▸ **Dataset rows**
= = = = = = =
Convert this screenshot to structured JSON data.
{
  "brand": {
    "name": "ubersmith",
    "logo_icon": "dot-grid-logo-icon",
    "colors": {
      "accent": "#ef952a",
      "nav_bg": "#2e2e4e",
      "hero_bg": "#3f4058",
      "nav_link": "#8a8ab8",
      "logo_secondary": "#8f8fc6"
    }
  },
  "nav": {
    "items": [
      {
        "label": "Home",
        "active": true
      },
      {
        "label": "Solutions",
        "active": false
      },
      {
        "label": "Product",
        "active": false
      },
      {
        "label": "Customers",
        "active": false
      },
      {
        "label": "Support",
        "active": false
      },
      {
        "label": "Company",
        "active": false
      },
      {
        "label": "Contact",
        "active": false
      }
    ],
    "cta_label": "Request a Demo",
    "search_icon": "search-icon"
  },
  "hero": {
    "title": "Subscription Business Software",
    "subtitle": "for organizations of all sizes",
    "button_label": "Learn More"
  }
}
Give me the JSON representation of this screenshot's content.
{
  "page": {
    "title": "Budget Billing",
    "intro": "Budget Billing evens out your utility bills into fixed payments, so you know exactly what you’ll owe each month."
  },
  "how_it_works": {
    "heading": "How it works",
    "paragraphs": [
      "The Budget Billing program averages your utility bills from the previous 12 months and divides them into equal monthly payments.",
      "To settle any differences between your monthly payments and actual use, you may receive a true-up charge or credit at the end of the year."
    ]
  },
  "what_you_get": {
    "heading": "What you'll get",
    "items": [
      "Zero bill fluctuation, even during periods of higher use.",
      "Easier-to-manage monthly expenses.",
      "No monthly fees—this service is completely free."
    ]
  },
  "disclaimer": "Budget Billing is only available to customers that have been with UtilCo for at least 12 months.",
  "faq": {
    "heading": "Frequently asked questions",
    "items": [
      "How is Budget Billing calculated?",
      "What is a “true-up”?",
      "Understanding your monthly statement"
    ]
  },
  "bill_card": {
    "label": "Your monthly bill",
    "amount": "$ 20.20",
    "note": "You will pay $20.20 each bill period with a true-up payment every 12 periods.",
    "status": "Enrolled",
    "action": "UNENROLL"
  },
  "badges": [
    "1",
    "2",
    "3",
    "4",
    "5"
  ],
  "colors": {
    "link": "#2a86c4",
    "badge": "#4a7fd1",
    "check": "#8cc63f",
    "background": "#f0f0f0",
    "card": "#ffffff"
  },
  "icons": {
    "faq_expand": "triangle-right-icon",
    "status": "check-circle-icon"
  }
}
= = = = = = =
▸ **Instruction**
Transcribe the material exactly as it reads.

▸ **Output of the task**
Convert this screenshot to structured JSON data.
{
  "brand": {
    "name": "ubersmith",
    "logo_icon": "dot-grid-logo-icon",
    "colors": {
      "accent": "#ef952a",
      "nav_bg": "#2e2e4e",
      "hero_bg": "#3f4058",
      "nav_link": "#8a8ab8",
      "logo_secondary": "#8f8fc6"
    }
  },
  "nav": {
    "items": [
      {
        "label": "Home",
        "active": true
      },
      {
        "label": "Solutions",
        "active": false
      },
      {
        "label": "Product",
        "active": false
      },
      {
        "label": "Customers",
        "active": false
      },
      {
        "label": "Support",
        "active": false
      },
      {
        "label": "Company",
        "active": false
      },
      {
        "label": "Contact",
        "active": false
      }
    ],
    "cta_label": "Request a Demo",
    "search_icon": "search-icon"
  },
  "hero": {
    "title": "Subscription Business Software",
    "subtitle": "for organizations of all sizes",
    "button_label": "Learn More"
  }
}
Give me the JSON representation of this screenshot's content.
{
  "page": {
    "title": "Budget Billing",
    "intro": "Budget Billing evens out your utility bills into fixed payments, so you know exactly what you’ll owe each month."
  },
  "how_it_works": {
    "heading": "How it works",
    "paragraphs": [
      "The Budget Billing program averages your utility bills from the previous 12 months and divides them into equal monthly payments.",
      "To settle any differences between your monthly payments and actual use, you may receive a true-up charge or credit at the end of the year."
    ]
  },
  "what_you_get": {
    "heading": "What you'll get",
    "items": [
      "Zero bill fluctuation, even during periods of higher use.",
      "Easier-to-manage monthly expenses.",
      "No monthly fees—this service is completely free."
    ]
  },
  "disclaimer": "Budget Billing is only available to customers that have been with UtilCo for at least 12 months.",
  "faq": {
    "heading": "Frequently asked questions",
    "items": [
      "How is Budget Billing calculated?",
      "What is a “true-up”?",
      "Understanding your monthly statement"
    ]
  },
  "bill_card": {
    "label": "Your monthly bill",
    "amount": "$ 20.20",
    "note": "You will pay $20.20 each bill period with a true-up payment every 12 periods.",
    "status": "Enrolled",
    "action": "UNENROLL"
  },
  "badges": [
    "1",
    "2",
    "3",
    "4",
    "5"
  ],
  "colors": {
    "link": "#2a86c4",
    "badge": "#4a7fd1",
    "check": "#8cc63f",
    "background": "#f0f0f0",
    "card": "#ffffff"
  },
  "icons": {
    "faq_expand": "triangle-right-icon",
    "status": "check-circle-icon"
  }
}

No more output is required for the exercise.